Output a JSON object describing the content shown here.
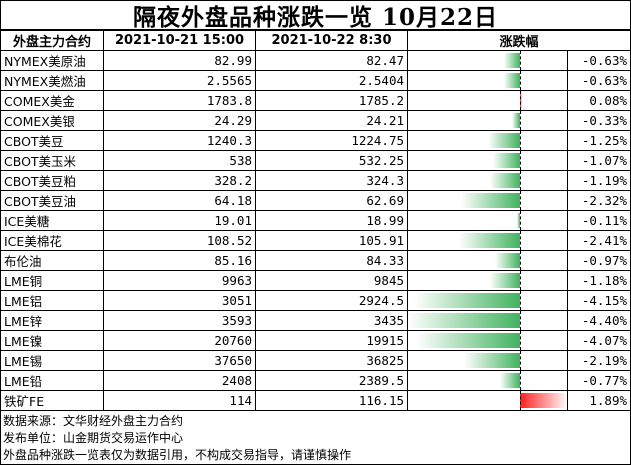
{
  "title": "隔夜外盘品种涨跌一览 10月22日",
  "headers": {
    "name": "外盘主力合约",
    "prev": "2021-10-21 15:00",
    "curr": "2021-10-22  8:30",
    "change": "涨跌幅"
  },
  "colors": {
    "down": "#41b35f",
    "up": "#ff2020"
  },
  "chart_data": {
    "type": "table",
    "title": "隔夜外盘品种涨跌一览 10月22日",
    "columns": [
      "外盘主力合约",
      "2021-10-21 15:00",
      "2021-10-22  8:30",
      "涨跌幅"
    ],
    "bar_range": [
      -4.4,
      1.89
    ],
    "rows": [
      {
        "name": "NYMEX美原油",
        "prev": "82.99",
        "curr": "82.47",
        "change": -0.63,
        "change_label": "-0.63%"
      },
      {
        "name": "NYMEX美燃油",
        "prev": "2.5565",
        "curr": "2.5404",
        "change": -0.63,
        "change_label": "-0.63%"
      },
      {
        "name": "COMEX美金",
        "prev": "1783.8",
        "curr": "1785.2",
        "change": 0.08,
        "change_label": "0.08%"
      },
      {
        "name": "COMEX美银",
        "prev": "24.29",
        "curr": "24.21",
        "change": -0.33,
        "change_label": "-0.33%"
      },
      {
        "name": "CBOT美豆",
        "prev": "1240.3",
        "curr": "1224.75",
        "change": -1.25,
        "change_label": "-1.25%"
      },
      {
        "name": "CBOT美玉米",
        "prev": "538",
        "curr": "532.25",
        "change": -1.07,
        "change_label": "-1.07%"
      },
      {
        "name": "CBOT美豆粕",
        "prev": "328.2",
        "curr": "324.3",
        "change": -1.19,
        "change_label": "-1.19%"
      },
      {
        "name": "CBOT美豆油",
        "prev": "64.18",
        "curr": "62.69",
        "change": -2.32,
        "change_label": "-2.32%"
      },
      {
        "name": "ICE美糖",
        "prev": "19.01",
        "curr": "18.99",
        "change": -0.11,
        "change_label": "-0.11%"
      },
      {
        "name": "ICE美棉花",
        "prev": "108.52",
        "curr": "105.91",
        "change": -2.41,
        "change_label": "-2.41%"
      },
      {
        "name": "布伦油",
        "prev": "85.16",
        "curr": "84.33",
        "change": -0.97,
        "change_label": "-0.97%"
      },
      {
        "name": "LME铜",
        "prev": "9963",
        "curr": "9845",
        "change": -1.18,
        "change_label": "-1.18%"
      },
      {
        "name": "LME铝",
        "prev": "3051",
        "curr": "2924.5",
        "change": -4.15,
        "change_label": "-4.15%"
      },
      {
        "name": "LME锌",
        "prev": "3593",
        "curr": "3435",
        "change": -4.4,
        "change_label": "-4.40%"
      },
      {
        "name": "LME镍",
        "prev": "20760",
        "curr": "19915",
        "change": -4.07,
        "change_label": "-4.07%"
      },
      {
        "name": "LME锡",
        "prev": "37650",
        "curr": "36825",
        "change": -2.19,
        "change_label": "-2.19%"
      },
      {
        "name": "LME铅",
        "prev": "2408",
        "curr": "2389.5",
        "change": -0.77,
        "change_label": "-0.77%"
      },
      {
        "name": "铁矿FE",
        "prev": "114",
        "curr": "116.15",
        "change": 1.89,
        "change_label": "1.89%"
      }
    ]
  },
  "notes": [
    "数据来源：文华财经外盘主力合约",
    "发布单位：山金期货交易运作中心",
    "外盘品种涨跌一览表仅为数据引用，不构成交易指导，请谨慎操作"
  ]
}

◆ ◆ ◆ ◆ ◆

(Required task) Reproduce each entry precisely. Leave the pictures out.

(Expected output)
Output a JSON object describing the content shown here.
{
  "title": "隔夜外盘品种涨跌一览 10月22日",
  "headers": {
    "name": "外盘主力合约",
    "prev": "2021-10-21 15:00",
    "curr": "2021-10-22  8:30",
    "change": "涨跌幅"
  },
  "colors": {
    "down": "#41b35f",
    "up": "#ff2020"
  },
  "chart_data": {
    "type": "table",
    "title": "隔夜外盘品种涨跌一览 10月22日",
    "columns": [
      "外盘主力合约",
      "2021-10-21 15:00",
      "2021-10-22  8:30",
      "涨跌幅"
    ],
    "bar_range": [
      -4.4,
      1.89
    ],
    "rows": [
      {
        "name": "NYMEX美原油",
        "prev": "82.99",
        "curr": "82.47",
        "change": -0.63,
        "change_label": "-0.63%"
      },
      {
        "name": "NYMEX美燃油",
        "prev": "2.5565",
        "curr": "2.5404",
        "change": -0.63,
        "change_label": "-0.63%"
      },
      {
        "name": "COMEX美金",
        "prev": "1783.8",
        "curr": "1785.2",
        "change": 0.08,
        "change_label": "0.08%"
      },
      {
        "name": "COMEX美银",
        "prev": "24.29",
        "curr": "24.21",
        "change": -0.33,
        "change_label": "-0.33%"
      },
      {
        "name": "CBOT美豆",
        "prev": "1240.3",
        "curr": "1224.75",
        "change": -1.25,
        "change_label": "-1.25%"
      },
      {
        "name": "CBOT美玉米",
        "prev": "538",
        "curr": "532.25",
        "change": -1.07,
        "change_label": "-1.07%"
      },
      {
        "name": "CBOT美豆粕",
        "prev": "328.2",
        "curr": "324.3",
        "change": -1.19,
        "change_label": "-1.19%"
      },
      {
        "name": "CBOT美豆油",
        "prev": "64.18",
        "curr": "62.69",
        "change": -2.32,
        "change_label": "-2.32%"
      },
      {
        "name": "ICE美糖",
        "prev": "19.01",
        "curr": "18.99",
        "change": -0.11,
        "change_label": "-0.11%"
      },
      {
        "name": "ICE美棉花",
        "prev": "108.52",
        "curr": "105.91",
        "change": -2.41,
        "change_label": "-2.41%"
      },
      {
        "name": "布伦油",
        "prev": "85.16",
        "curr": "84.33",
        "change": -0.97,
        "change_label": "-0.97%"
      },
      {
        "name": "LME铜",
        "prev": "9963",
        "curr": "9845",
        "change": -1.18,
        "change_label": "-1.18%"
      },
      {
        "name": "LME铝",
        "prev": "3051",
        "curr": "2924.5",
        "change": -4.15,
        "change_label": "-4.15%"
      },
      {
        "name": "LME锌",
        "prev": "3593",
        "curr": "3435",
        "change": -4.4,
        "change_label": "-4.40%"
      },
      {
        "name": "LME镍",
        "prev": "20760",
        "curr": "19915",
        "change": -4.07,
        "change_label": "-4.07%"
      },
      {
        "name": "LME锡",
        "prev": "37650",
        "curr": "36825",
        "change": -2.19,
        "change_label": "-2.19%"
      },
      {
        "name": "LME铅",
        "prev": "2408",
        "curr": "2389.5",
        "change": -0.77,
        "change_label": "-0.77%"
      },
      {
        "name": "铁矿FE",
        "prev": "114",
        "curr": "116.15",
        "change": 1.89,
        "change_label": "1.89%"
      }
    ]
  },
  "notes": [
    "数据来源：文华财经外盘主力合约",
    "发布单位：山金期货交易运作中心",
    "外盘品种涨跌一览表仅为数据引用，不构成交易指导，请谨慎操作"
  ]
}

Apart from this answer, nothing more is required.